*Problems and tasks*:
- a) From the passage below about choosing a Lightning sailboat for refurbishing, list the parts of the boat and its gear for which selection criteria should be set.
- b) In the passage below about choosing a Lightning sailboat for refurbishing, on which boat did the writer serve as foredeck crew?
- c) Write the next part of the passage below about choosing a Lightning sailboat for refurbishing, picking up after its final sentence.

*Page excerpt*:

⁂

1.1.1
Decide on Selection Criteria
Determine the price, condition, location, optional equipment, and trade-offs between them that you want and/or can live with, for hull, spars, rigging, sails, accessories, and trailer. Put them on a checklist, for easy reference.
For
my project, I didn’t want to spend very much money, and I wanted a boat that
could be put back into working order in one summer, using tools from my own
basement workshop and my own, relatively inexperienced labor.
My
entire prior experience with Lightning sailboats consisted only of a two-year
tour of duty as foredeck crew on Lightning 14627, sailed on the Potomac River
with Fleet 50 skippers Jim Dillard and Nelson Pemberton. So I knew what a well-tuned and
well-equipped relatively recent Lightning sailboat looked like, and how her
rigging worked. And I also had, through
Fleet 50, a network I could call on for help, a network of other skippers and
crew who had acquired and done refurbishing work on Lightnings, including Jim
Dillard, Nelson Pemberton, Jeff Stork, and Frank Gallagher. Still, I recognized that there were limits
to what I could accomplish in one summer, and kept that in mind when shopping.

⁂

*Dataset extract*:
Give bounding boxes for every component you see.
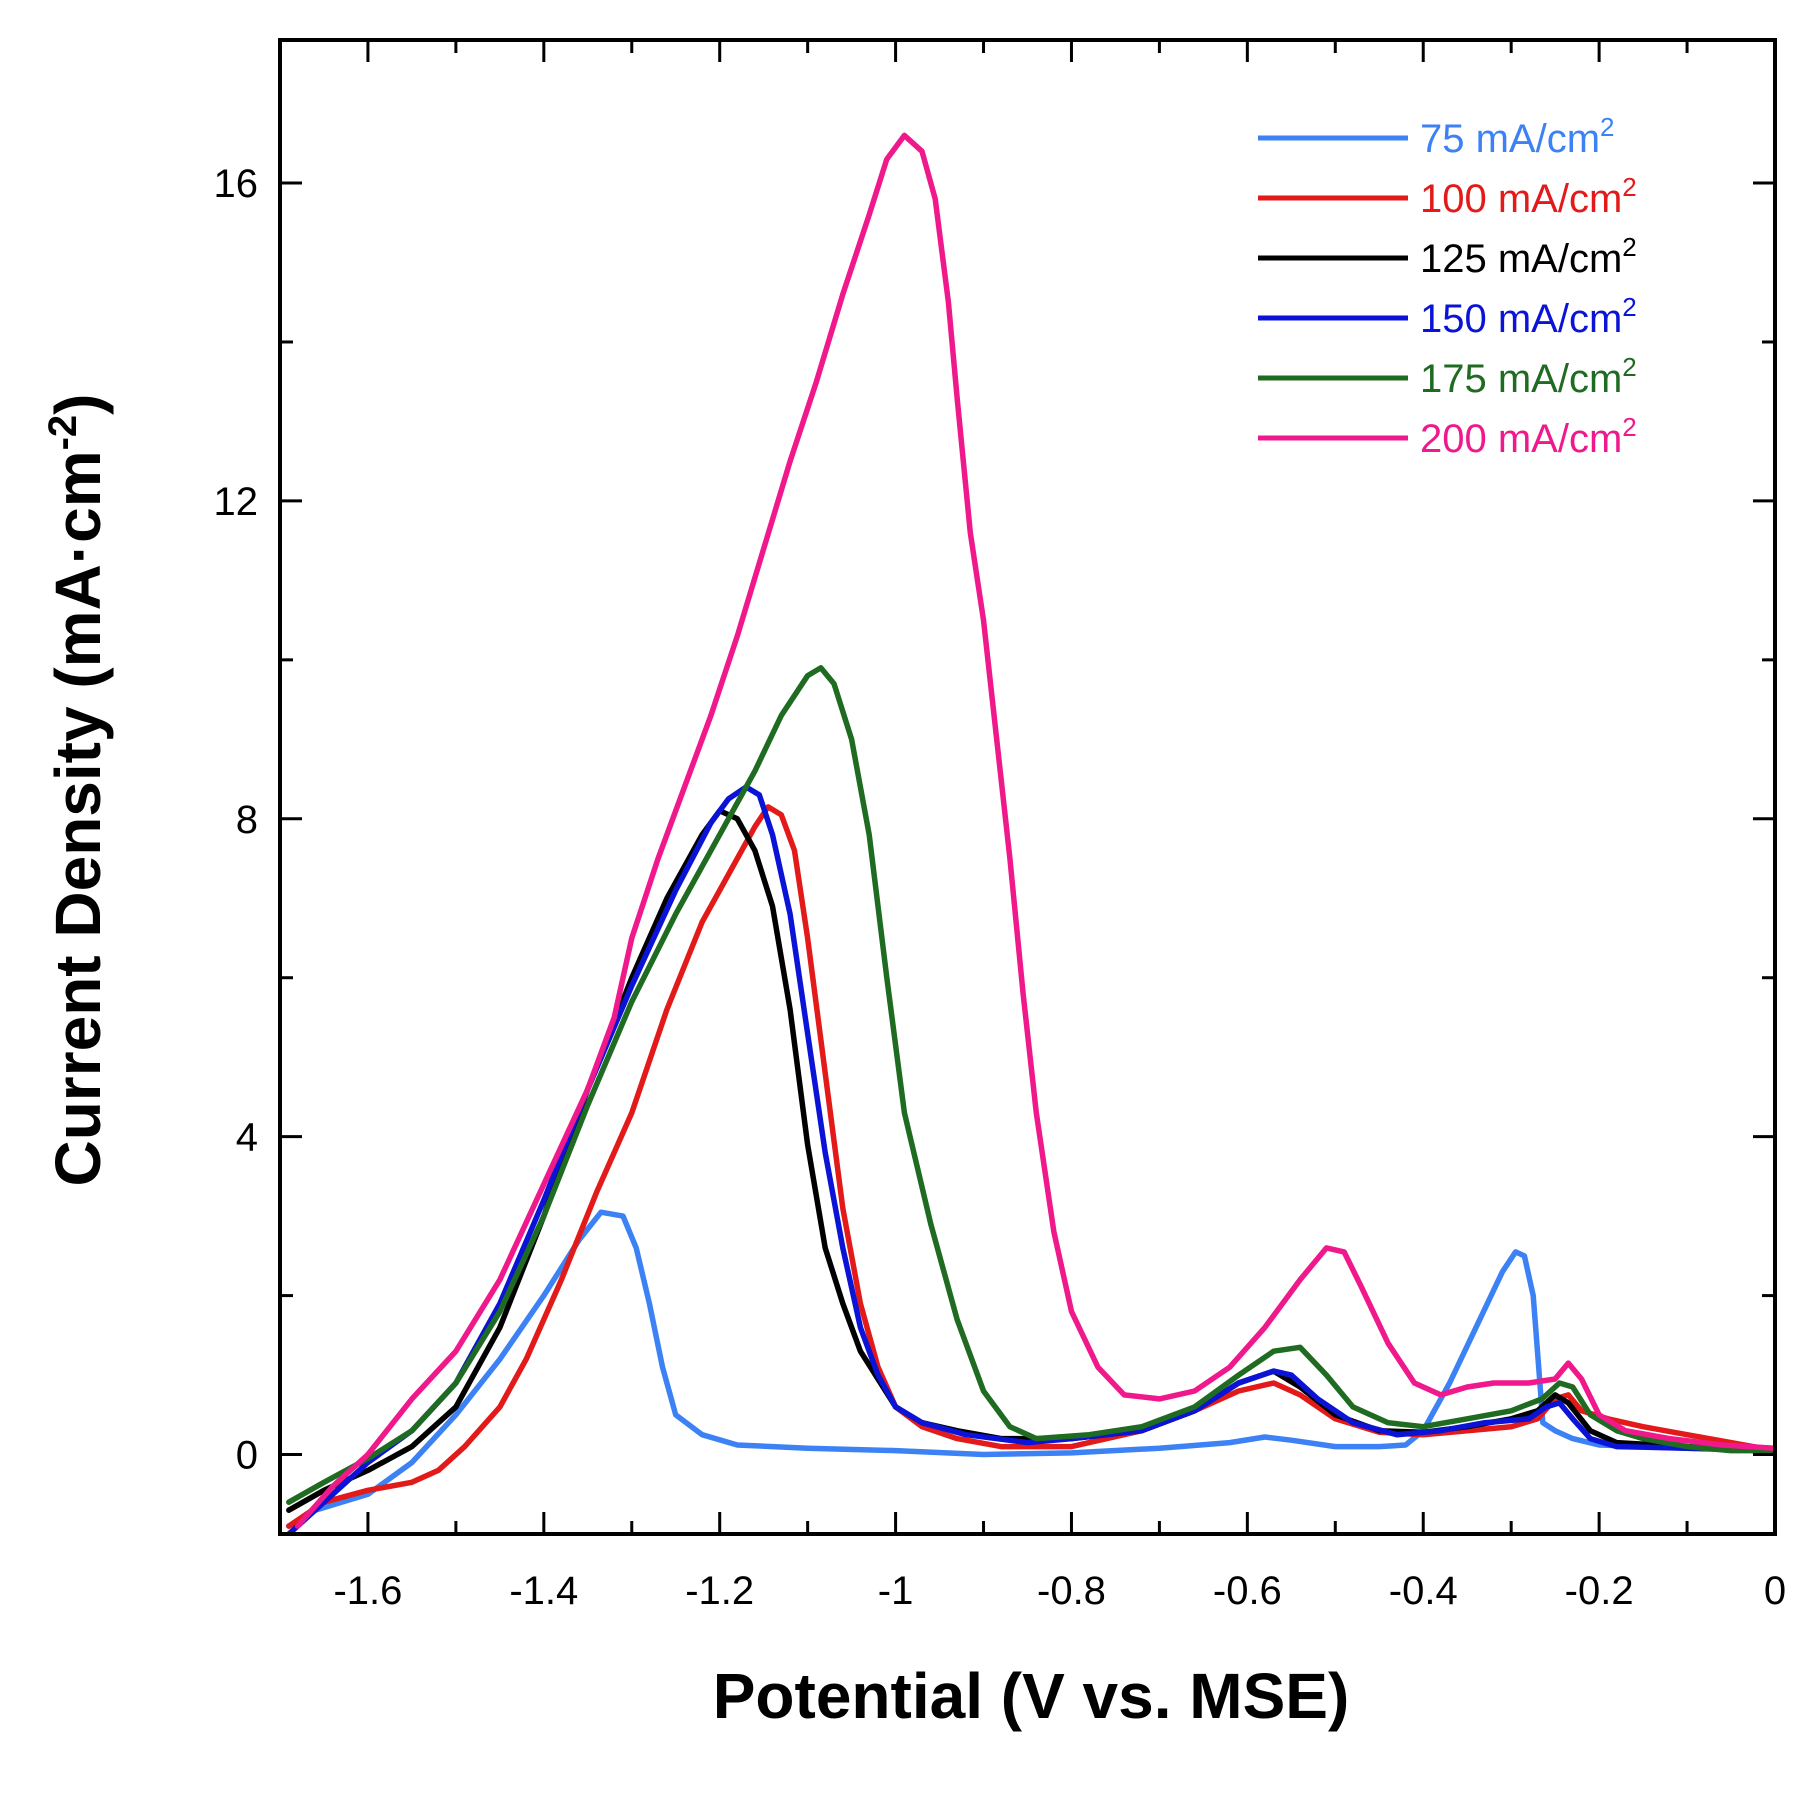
legend-label-text: 100 mA/cm xyxy=(1420,177,1622,221)
series-line-5 xyxy=(286,665,1775,1505)
y-tick-label: 4 xyxy=(236,1116,258,1160)
legend-label-sup: 2 xyxy=(1622,232,1636,262)
ticks-layer: -1.6 -1.4 -1.2 -1 -0.8 -0.6 -0.4 -0.2 0 0 4 8 12 16 xyxy=(214,40,1786,1613)
legend-label: 175 mA/cm2 xyxy=(1420,352,1637,401)
series-line-4 xyxy=(286,784,1775,1534)
legend-label-sup: 2 xyxy=(1622,412,1636,442)
legend-item-3: 125 mA/cm2 xyxy=(1258,232,1637,281)
legend-label-text: 75 mA/cm xyxy=(1420,117,1600,161)
legend-label-sup: 2 xyxy=(1622,292,1636,322)
legend-label: 200 mA/cm2 xyxy=(1420,412,1637,461)
y-tick-label: 8 xyxy=(236,798,258,842)
x-tick-label: -1.6 xyxy=(333,1569,402,1613)
legend-label: 100 mA/cm2 xyxy=(1420,172,1637,221)
x-tick-label: -1 xyxy=(878,1569,914,1613)
y-axis-title-sup: -2 xyxy=(41,415,85,451)
legend-label-sup: 2 xyxy=(1622,352,1636,382)
y-tick-label: 16 xyxy=(214,162,259,206)
series-line-2 xyxy=(286,804,1775,1529)
legend-item-4: 150 mA/cm2 xyxy=(1258,292,1637,341)
y-tick-label: 0 xyxy=(236,1434,258,1478)
x-axis-title: Potential (V vs. MSE) xyxy=(713,1660,1350,1732)
legend-item-5: 175 mA/cm2 xyxy=(1258,352,1637,401)
legend-label-text: 200 mA/cm xyxy=(1420,417,1622,461)
plot-frame xyxy=(278,38,1777,1536)
legend-label-text: 175 mA/cm xyxy=(1420,357,1622,401)
x-tick-label: -0.6 xyxy=(1213,1569,1282,1613)
x-tick-label: 0 xyxy=(1764,1569,1786,1613)
legend-item-6: 200 mA/cm2 xyxy=(1258,412,1637,461)
legend-label-text: 150 mA/cm xyxy=(1420,297,1622,341)
series-line-6 xyxy=(294,132,1775,1529)
x-tick-label: -0.2 xyxy=(1565,1569,1634,1613)
x-tick-label: -0.8 xyxy=(1037,1569,1106,1613)
x-tick-label: -1.4 xyxy=(509,1569,578,1613)
y-tick-label: 12 xyxy=(214,480,259,524)
legend-label-sup: 2 xyxy=(1622,172,1636,202)
x-tick-label: -0.4 xyxy=(1389,1569,1458,1613)
legend-label-sup: 2 xyxy=(1600,112,1614,142)
legend-label: 150 mA/cm2 xyxy=(1420,292,1637,341)
legend-item-2: 100 mA/cm2 xyxy=(1258,172,1637,221)
legend-label: 125 mA/cm2 xyxy=(1420,232,1637,281)
y-axis-title-close: ) xyxy=(42,393,114,414)
y-axis-title: Current Density (mA·cm-2) xyxy=(41,393,114,1186)
legend-label-text: 125 mA/cm xyxy=(1420,237,1622,281)
plot-series-layer xyxy=(286,132,1775,1534)
x-tick-label: -1.2 xyxy=(685,1569,754,1613)
legend-label: 75 mA/cm2 xyxy=(1420,112,1615,161)
legend-item-1: 75 mA/cm2 xyxy=(1258,112,1615,161)
y-axis-title-main: Current Density (mA·cm xyxy=(42,450,114,1186)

⁂

*Responses to the tasks*:
- a) Hull, spars, rigging, sails, accessories, and trailer.

- b) Lightning 14627, sailed on the Potomac River.

- c)
I
did have other experience with refurbishing sailboats, but that was a very long
time ago. During my high-school years
in Minneapolis I had acquired a used boat – an Inland Lakes Scow – that needed
some refurbishing work and maintenance to get and keep it in working order. My memories of that work guided me also when
deciding on selection criteria for a Lightning.
So I
wanted an inexpensive boat whose hull required mostly cosmetic, rather than
structural work; a boat that didn’t necessarily need to be ready for racing,
but that did have sails, spars, rigging and equipment that could be put into
service for cruising.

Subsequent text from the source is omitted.